- TASK TO COMPLETE -
Output the entries word for word. Omit images.

- ENTRIES PROVIDED -
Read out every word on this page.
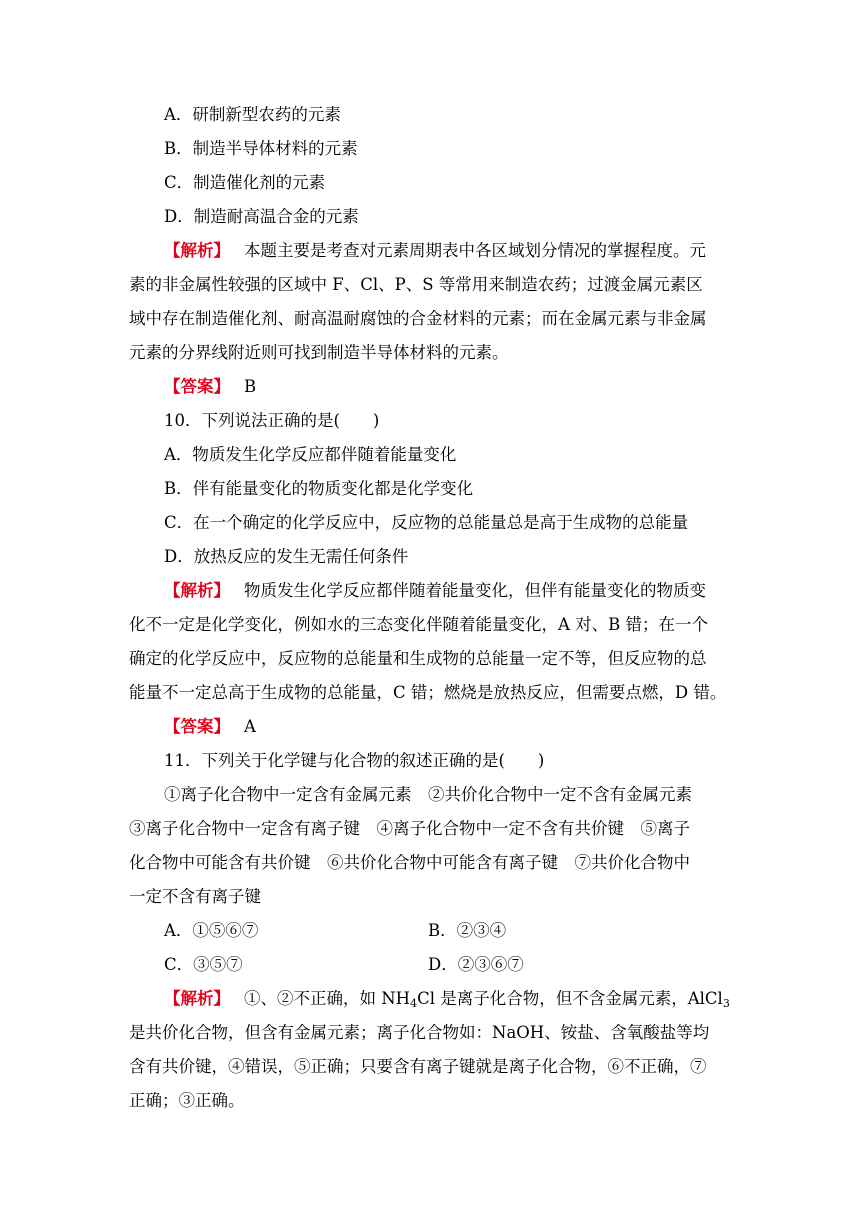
A．研制新型农药的元素
B．制造半导体材料的元素
C．制造催化剂的元素
D．制造耐高温合金的元素
【解析】 本题主要是考查对元素周期表中各区域划分情况的掌握程度。元
素的非金属性较强的区域中 F、Cl、P、S 等常用来制造农药；过渡金属元素区
域中存在制造催化剂、耐高温耐腐蚀的合金材料的元素；而在金属元素与非金属
元素的分界线附近则可找到制造半导体材料的元素。
【答案】 B
10．下列说法正确的是(　　)
A．物质发生化学反应都伴随着能量变化
B．伴有能量变化的物质变化都是化学变化
C．在一个确定的化学反应中，反应物的总能量总是高于生成物的总能量
D．放热反应的发生无需任何条件
【解析】 物质发生化学反应都伴随着能量变化，但伴有能量变化的物质变
化不一定是化学变化，例如水的三态变化伴随着能量变化，A 对、B 错；在一个
确定的化学反应中，反应物的总能量和生成物的总能量一定不等，但反应物的总
能量不一定总高于生成物的总能量，C 错；燃烧是放热反应，但需要点燃，D 错。
【答案】 A
11．下列关于化学键与化合物的叙述正确的是(　　)
①离子化合物中一定含有金属元素　②共价化合物中一定不含有金属元素
③离子化合物中一定含有离子键　④离子化合物中一定不含有共价键　⑤离子
化合物中可能含有共价键　⑥共价化合物中可能含有离子键　⑦共价化合物中
一定不含有离子键
A．①⑤⑥⑦	B．②③④
C．③⑤⑦	D．②③⑥⑦
【解析】 ①、②不正确，如 $NH_4Cl$ 是离子化合物，但不含金属元素，AlCl$_3$
是共价化合物，但含有金属元素；离子化合物如：NaOH、铵盐、含氧酸盐等均
含有共价键，④错误，⑤正确；只要含有离子键就是离子化合物，⑥不正确，⑦
正确；③正确。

- SOLUTION TO THIS TASK -
Read out every word on this page.
A．研制新型农药的元素
B．制造半导体材料的元素
C．制造催化剂的元素
D．制造耐高温合金的元素
【解析】 本题主要是考查对元素周期表中各区域划分情况的掌握程度。元
素的非金属性较强的区域中 F、Cl、P、S 等常用来制造农药；过渡金属元素区
域中存在制造催化剂、耐高温耐腐蚀的合金材料的元素；而在金属元素与非金属
元素的分界线附近则可找到制造半导体材料的元素。
【答案】 B
10．下列说法正确的是(　　)
A．物质发生化学反应都伴随着能量变化
B．伴有能量变化的物质变化都是化学变化
C．在一个确定的化学反应中，反应物的总能量总是高于生成物的总能量
D．放热反应的发生无需任何条件
【解析】 物质发生化学反应都伴随着能量变化，但伴有能量变化的物质变
化不一定是化学变化，例如水的三态变化伴随着能量变化，A 对、B 错；在一个
确定的化学反应中，反应物的总能量和生成物的总能量一定不等，但反应物的总
能量不一定总高于生成物的总能量，C 错；燃烧是放热反应，但需要点燃，D 错。
【答案】 A
11．下列关于化学键与化合物的叙述正确的是(　　)
①离子化合物中一定含有金属元素　②共价化合物中一定不含有金属元素
③离子化合物中一定含有离子键　④离子化合物中一定不含有共价键　⑤离子
化合物中可能含有共价键　⑥共价化合物中可能含有离子键　⑦共价化合物中
一定不含有离子键
A．①⑤⑥⑦	B．②③④
C．③⑤⑦	D．②③⑥⑦
【解析】 ①、②不正确，如 $NH_4Cl$ 是离子化合物，但不含金属元素，AlCl$_3$
是共价化合物，但含有金属元素；离子化合物如：NaOH、铵盐、含氧酸盐等均
含有共价键，④错误，⑤正确；只要含有离子键就是离子化合物，⑥不正确，⑦
正确；③正确。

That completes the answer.